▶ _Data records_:
____________

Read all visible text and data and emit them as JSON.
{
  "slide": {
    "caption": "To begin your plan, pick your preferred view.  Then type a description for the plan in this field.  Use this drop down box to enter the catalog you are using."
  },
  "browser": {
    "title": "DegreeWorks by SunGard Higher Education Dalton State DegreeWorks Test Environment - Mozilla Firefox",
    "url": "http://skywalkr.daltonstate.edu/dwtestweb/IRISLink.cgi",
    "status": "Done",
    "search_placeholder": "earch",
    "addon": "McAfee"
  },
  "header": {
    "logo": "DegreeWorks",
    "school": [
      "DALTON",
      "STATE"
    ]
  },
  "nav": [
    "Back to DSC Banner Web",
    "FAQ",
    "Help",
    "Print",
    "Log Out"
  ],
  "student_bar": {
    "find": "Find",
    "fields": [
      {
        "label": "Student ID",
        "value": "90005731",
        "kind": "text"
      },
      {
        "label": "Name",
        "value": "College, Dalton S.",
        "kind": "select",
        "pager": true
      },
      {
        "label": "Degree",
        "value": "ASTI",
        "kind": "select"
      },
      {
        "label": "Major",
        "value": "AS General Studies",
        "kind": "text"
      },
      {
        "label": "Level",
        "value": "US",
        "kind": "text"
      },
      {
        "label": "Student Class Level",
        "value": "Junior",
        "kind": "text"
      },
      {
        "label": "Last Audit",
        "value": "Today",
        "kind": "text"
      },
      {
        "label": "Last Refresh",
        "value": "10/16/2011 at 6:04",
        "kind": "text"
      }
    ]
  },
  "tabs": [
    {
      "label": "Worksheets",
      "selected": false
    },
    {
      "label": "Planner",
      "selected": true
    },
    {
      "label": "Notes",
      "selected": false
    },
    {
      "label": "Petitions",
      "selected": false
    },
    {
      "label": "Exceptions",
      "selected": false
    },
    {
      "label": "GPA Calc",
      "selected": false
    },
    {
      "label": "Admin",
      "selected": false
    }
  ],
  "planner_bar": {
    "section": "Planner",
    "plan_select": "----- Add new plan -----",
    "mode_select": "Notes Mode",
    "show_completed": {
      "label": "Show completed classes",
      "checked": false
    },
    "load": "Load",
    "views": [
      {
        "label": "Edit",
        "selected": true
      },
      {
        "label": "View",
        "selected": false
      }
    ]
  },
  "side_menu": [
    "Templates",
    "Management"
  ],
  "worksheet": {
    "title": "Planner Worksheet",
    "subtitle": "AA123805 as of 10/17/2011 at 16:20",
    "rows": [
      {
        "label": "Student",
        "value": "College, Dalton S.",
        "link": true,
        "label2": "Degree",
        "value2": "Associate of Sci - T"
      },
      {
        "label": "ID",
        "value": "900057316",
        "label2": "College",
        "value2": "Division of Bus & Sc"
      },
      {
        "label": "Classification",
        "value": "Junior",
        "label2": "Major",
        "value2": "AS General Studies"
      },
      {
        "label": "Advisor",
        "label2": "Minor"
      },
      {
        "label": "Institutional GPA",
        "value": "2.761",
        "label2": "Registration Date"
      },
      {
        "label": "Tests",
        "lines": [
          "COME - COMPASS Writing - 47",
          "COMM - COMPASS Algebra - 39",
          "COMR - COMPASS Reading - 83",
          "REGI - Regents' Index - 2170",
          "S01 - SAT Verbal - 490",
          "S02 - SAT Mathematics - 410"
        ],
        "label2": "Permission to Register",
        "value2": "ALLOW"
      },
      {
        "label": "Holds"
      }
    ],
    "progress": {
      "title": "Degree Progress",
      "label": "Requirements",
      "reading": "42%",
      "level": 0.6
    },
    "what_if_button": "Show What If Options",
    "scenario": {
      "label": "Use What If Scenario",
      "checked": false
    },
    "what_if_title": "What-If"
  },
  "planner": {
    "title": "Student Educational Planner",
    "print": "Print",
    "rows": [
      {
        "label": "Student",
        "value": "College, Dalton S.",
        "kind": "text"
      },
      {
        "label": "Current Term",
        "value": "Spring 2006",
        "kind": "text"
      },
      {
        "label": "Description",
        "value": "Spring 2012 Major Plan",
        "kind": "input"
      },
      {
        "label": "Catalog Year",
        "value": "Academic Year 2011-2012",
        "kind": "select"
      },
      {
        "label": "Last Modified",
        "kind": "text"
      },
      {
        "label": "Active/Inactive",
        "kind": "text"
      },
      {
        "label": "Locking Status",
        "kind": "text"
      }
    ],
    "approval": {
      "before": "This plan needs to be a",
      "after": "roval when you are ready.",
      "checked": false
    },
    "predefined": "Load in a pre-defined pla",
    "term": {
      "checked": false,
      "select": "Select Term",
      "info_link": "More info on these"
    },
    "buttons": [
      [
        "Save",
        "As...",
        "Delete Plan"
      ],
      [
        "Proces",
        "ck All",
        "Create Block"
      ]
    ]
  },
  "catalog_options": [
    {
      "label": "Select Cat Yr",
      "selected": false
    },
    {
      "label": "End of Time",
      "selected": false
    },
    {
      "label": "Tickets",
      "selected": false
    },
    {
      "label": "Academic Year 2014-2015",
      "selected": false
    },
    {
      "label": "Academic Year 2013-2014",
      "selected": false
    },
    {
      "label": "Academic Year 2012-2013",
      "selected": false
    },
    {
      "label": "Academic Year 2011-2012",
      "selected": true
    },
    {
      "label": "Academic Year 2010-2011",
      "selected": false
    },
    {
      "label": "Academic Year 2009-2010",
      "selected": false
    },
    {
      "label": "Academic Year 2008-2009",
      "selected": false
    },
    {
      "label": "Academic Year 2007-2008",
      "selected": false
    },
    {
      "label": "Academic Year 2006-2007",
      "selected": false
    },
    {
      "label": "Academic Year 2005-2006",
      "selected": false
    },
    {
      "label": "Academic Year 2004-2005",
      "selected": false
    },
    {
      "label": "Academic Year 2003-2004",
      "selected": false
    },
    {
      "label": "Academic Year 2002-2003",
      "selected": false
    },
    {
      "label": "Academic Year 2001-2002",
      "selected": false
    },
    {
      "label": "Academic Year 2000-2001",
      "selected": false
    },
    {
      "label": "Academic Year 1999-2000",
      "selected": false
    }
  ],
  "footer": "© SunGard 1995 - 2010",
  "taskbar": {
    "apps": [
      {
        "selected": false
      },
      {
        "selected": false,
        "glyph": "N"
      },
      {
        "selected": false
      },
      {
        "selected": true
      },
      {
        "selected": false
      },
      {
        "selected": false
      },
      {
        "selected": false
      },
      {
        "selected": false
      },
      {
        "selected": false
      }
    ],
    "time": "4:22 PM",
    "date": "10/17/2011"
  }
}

____________

Give back all the data exactly as written.

Read all visible text and data and emit them as JSON.
{
  "slide": {
    "caption": "To begin your plan, pick your preferred view.  Then type a description for the plan in this field.  Use this drop down box to enter the catalog you are using."
  },
  "browser": {
    "title": "DegreeWorks by SunGard Higher Education Dalton State DegreeWorks Test Environment - Mozilla Firefox",
    "url": "http://skywalkr.daltonstate.edu/dwtestweb/IRISLink.cgi",
    "status": "Done",
    "search_placeholder": "earch",
    "addon": "McAfee"
  },
  "header": {
    "logo": "DegreeWorks",
    "school": [
      "DALTON",
      "STATE"
    ]
  },
  "nav": [
    "Back to DSC Banner Web",
    "FAQ",
    "Help",
    "Print",
    "Log Out"
  ],
  "student_bar": {
    "find": "Find",
    "fields": [
      {
        "label": "Student ID",
        "value": "90005731",
        "kind": "text"
      },
      {
        "label": "Name",
        "value": "College, Dalton S.",
        "kind": "select",
        "pager": true
      },
      {
        "label": "Degree",
        "value": "ASTI",
        "kind": "select"
      },
      {
        "label": "Major",
        "value": "AS General Studies",
        "kind": "text"
      },
      {
        "label": "Level",
        "value": "US",
        "kind": "text"
      },
      {
        "label": "Student Class Level",
        "value": "Junior",
        "kind": "text"
      },
      {
        "label": "Last Audit",
        "value": "Today",
        "kind": "text"
      },
      {
        "label": "Last Refresh",
        "value": "10/16/2011 at 6:04",
        "kind": "text"
      }
    ]
  },
  "tabs": [
    {
      "label": "Worksheets",
      "selected": false
    },
    {
      "label": "Planner",
      "selected": true
    },
    {
      "label": "Notes",
      "selected": false
    },
    {
      "label": "Petitions",
      "selected": false
    },
    {
      "label": "Exceptions",
      "selected": false
    },
    {
      "label": "GPA Calc",
      "selected": false
    },
    {
      "label": "Admin",
      "selected": false
    }
  ],
  "planner_bar": {
    "section": "Planner",
    "plan_select": "----- Add new plan -----",
    "mode_select": "Notes Mode",
    "show_completed": {
      "label": "Show completed classes",
      "checked": false
    },
    "load": "Load",
    "views": [
      {
        "label": "Edit",
        "selected": true
      },
      {
        "label": "View",
        "selected": false
      }
    ]
  },
  "side_menu": [
    "Templates",
    "Management"
  ],
  "worksheet": {
    "title": "Planner Worksheet",
    "subtitle": "AA123805 as of 10/17/2011 at 16:20",
    "rows": [
      {
        "label": "Student",
        "value": "College, Dalton S.",
        "link": true,
        "label2": "Degree",
        "value2": "Associate of Sci - T"
      },
      {
        "label": "ID",
        "value": "900057316",
        "label2": "College",
        "value2": "Division of Bus & Sc"
      },
      {
        "label": "Classification",
        "value": "Junior",
        "label2": "Major",
        "value2": "AS General Studies"
      },
      {
        "label": "Advisor",
        "label2": "Minor"
      },
      {
        "label": "Institutional GPA",
        "value": "2.761",
        "label2": "Registration Date"
      },
      {
        "label": "Tests",
        "lines": [
          "COME - COMPASS Writing - 47",
          "COMM - COMPASS Algebra - 39",
          "COMR - COMPASS Reading - 83",
          "REGI - Regents' Index - 2170",
          "S01 - SAT Verbal - 490",
          "S02 - SAT Mathematics - 410"
        ],
        "label2": "Permission to Register",
        "value2": "ALLOW"
      },
      {
        "label": "Holds"
      }
    ],
    "progress": {
      "title": "Degree Progress",
      "label": "Requirements",
      "reading": "42%",
      "level": 0.6
    },
    "what_if_button": "Show What If Options",
    "scenario": {
      "label": "Use What If Scenario",
      "checked": false
    },
    "what_if_title": "What-If"
  },
  "planner": {
    "title": "Student Educational Planner",
    "print": "Print",
    "rows": [
      {
        "label": "Student",
        "value": "College, Dalton S.",
        "kind": "text"
      },
      {
        "label": "Current Term",
        "value": "Spring 2006",
        "kind": "text"
      },
      {
        "label": "Description",
        "value": "Spring 2012 Major Plan",
        "kind": "input"
      },
      {
        "label": "Catalog Year",
        "value": "Academic Year 2011-2012",
        "kind": "select"
      },
      {
        "label": "Last Modified",
        "kind": "text"
      },
      {
        "label": "Active/Inactive",
        "kind": "text"
      },
      {
        "label": "Locking Status",
        "kind": "text"
      }
    ],
    "approval": {
      "before": "This plan needs to be a",
      "after": "roval when you are ready.",
      "checked": false
    },
    "predefined": "Load in a pre-defined pla",
    "term": {
      "checked": false,
      "select": "Select Term",
      "info_link": "More info on these"
    },
    "buttons": [
      [
        "Save",
        "As...",
        "Delete Plan"
      ],
      [
        "Proces",
        "ck All",
        "Create Block"
      ]
    ]
  },
  "catalog_options": [
    {
      "label": "Select Cat Yr",
      "selected": false
    },
    {
      "label": "End of Time",
      "selected": false
    },
    {
      "label": "Tickets",
      "selected": false
    },
    {
      "label": "Academic Year 2014-2015",
      "selected": false
    },
    {
      "label": "Academic Year 2013-2014",
      "selected": false
    },
    {
      "label": "Academic Year 2012-2013",
      "selected": false
    },
    {
      "label": "Academic Year 2011-2012",
      "selected": true
    },
    {
      "label": "Academic Year 2010-2011",
      "selected": false
    },
    {
      "label": "Academic Year 2009-2010",
      "selected": false
    },
    {
      "label": "Academic Year 2008-2009",
      "selected": false
    },
    {
      "label": "Academic Year 2007-2008",
      "selected": false
    },
    {
      "label": "Academic Year 2006-2007",
      "selected": false
    },
    {
      "label": "Academic Year 2005-2006",
      "selected": false
    },
    {
      "label": "Academic Year 2004-2005",
      "selected": false
    },
    {
      "label": "Academic Year 2003-2004",
      "selected": false
    },
    {
      "label": "Academic Year 2002-2003",
      "selected": false
    },
    {
      "label": "Academic Year 2001-2002",
      "selected": false
    },
    {
      "label": "Academic Year 2000-2001",
      "selected": false
    },
    {
      "label": "Academic Year 1999-2000",
      "selected": false
    }
  ],
  "footer": "© SunGard 1995 - 2010",
  "taskbar": {
    "apps": [
      {
        "selected": false
      },
      {
        "selected": false,
        "glyph": "N"
      },
      {
        "selected": false
      },
      {
        "selected": true
      },
      {
        "selected": false
      },
      {
        "selected": false
      },
      {
        "selected": false
      },
      {
        "selected": false
      },
      {
        "selected": false
      }
    ],
    "time": "4:22 PM",
    "date": "10/17/2011"
  }
}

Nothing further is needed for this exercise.